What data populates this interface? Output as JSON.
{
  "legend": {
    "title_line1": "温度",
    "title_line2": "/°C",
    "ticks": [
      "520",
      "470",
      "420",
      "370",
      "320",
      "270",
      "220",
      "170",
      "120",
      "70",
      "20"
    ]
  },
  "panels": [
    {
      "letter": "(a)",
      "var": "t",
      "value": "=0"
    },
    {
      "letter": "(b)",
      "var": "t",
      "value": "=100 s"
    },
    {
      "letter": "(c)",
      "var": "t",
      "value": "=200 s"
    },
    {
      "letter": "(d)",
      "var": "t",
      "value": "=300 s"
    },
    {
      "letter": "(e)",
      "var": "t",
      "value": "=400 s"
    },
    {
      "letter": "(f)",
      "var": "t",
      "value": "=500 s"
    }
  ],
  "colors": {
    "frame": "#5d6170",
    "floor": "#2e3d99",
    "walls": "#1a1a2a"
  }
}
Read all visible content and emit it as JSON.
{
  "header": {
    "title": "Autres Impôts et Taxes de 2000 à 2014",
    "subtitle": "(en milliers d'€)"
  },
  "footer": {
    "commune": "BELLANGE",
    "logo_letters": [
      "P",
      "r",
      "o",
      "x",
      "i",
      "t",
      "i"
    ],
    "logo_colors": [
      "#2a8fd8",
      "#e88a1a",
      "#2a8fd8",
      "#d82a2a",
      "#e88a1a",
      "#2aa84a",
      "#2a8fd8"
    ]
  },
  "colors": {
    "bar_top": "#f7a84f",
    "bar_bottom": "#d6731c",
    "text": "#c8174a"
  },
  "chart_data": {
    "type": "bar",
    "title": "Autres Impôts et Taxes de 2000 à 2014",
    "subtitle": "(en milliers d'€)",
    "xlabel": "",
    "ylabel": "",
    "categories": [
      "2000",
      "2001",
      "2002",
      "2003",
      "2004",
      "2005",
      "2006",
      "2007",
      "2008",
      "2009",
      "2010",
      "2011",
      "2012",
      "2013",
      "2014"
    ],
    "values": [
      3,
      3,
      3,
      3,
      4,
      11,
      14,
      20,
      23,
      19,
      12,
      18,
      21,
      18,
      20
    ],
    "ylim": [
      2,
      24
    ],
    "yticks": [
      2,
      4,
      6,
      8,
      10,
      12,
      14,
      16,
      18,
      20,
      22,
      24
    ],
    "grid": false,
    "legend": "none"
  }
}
◆ ◆ ◆
[Brief] Reproduce the material above, every line of it, exactly.

[Complete response]
What data populates this interface? Output as JSON.
{
  "legend": {
    "title_line1": "温度",
    "title_line2": "/°C",
    "ticks": [
      "520",
      "470",
      "420",
      "370",
      "320",
      "270",
      "220",
      "170",
      "120",
      "70",
      "20"
    ]
  },
  "panels": [
    {
      "letter": "(a)",
      "var": "t",
      "value": "=0"
    },
    {
      "letter": "(b)",
      "var": "t",
      "value": "=100 s"
    },
    {
      "letter": "(c)",
      "var": "t",
      "value": "=200 s"
    },
    {
      "letter": "(d)",
      "var": "t",
      "value": "=300 s"
    },
    {
      "letter": "(e)",
      "var": "t",
      "value": "=400 s"
    },
    {
      "letter": "(f)",
      "var": "t",
      "value": "=500 s"
    }
  ],
  "colors": {
    "frame": "#5d6170",
    "floor": "#2e3d99",
    "walls": "#1a1a2a"
  }
}
Read all visible content and emit it as JSON.
{
  "header": {
    "title": "Autres Impôts et Taxes de 2000 à 2014",
    "subtitle": "(en milliers d'€)"
  },
  "footer": {
    "commune": "BELLANGE",
    "logo_letters": [
      "P",
      "r",
      "o",
      "x",
      "i",
      "t",
      "i"
    ],
    "logo_colors": [
      "#2a8fd8",
      "#e88a1a",
      "#2a8fd8",
      "#d82a2a",
      "#e88a1a",
      "#2aa84a",
      "#2a8fd8"
    ]
  },
  "colors": {
    "bar_top": "#f7a84f",
    "bar_bottom": "#d6731c",
    "text": "#c8174a"
  },
  "chart_data": {
    "type": "bar",
    "title": "Autres Impôts et Taxes de 2000 à 2014",
    "subtitle": "(en milliers d'€)",
    "xlabel": "",
    "ylabel": "",
    "categories": [
      "2000",
      "2001",
      "2002",
      "2003",
      "2004",
      "2005",
      "2006",
      "2007",
      "2008",
      "2009",
      "2010",
      "2011",
      "2012",
      "2013",
      "2014"
    ],
    "values": [
      3,
      3,
      3,
      3,
      4,
      11,
      14,
      20,
      23,
      19,
      12,
      18,
      21,
      18,
      20
    ],
    "ylim": [
      2,
      24
    ],
    "yticks": [
      2,
      4,
      6,
      8,
      10,
      12,
      14,
      16,
      18,
      20,
      22,
      24
    ],
    "grid": false,
    "legend": "none"
  }
}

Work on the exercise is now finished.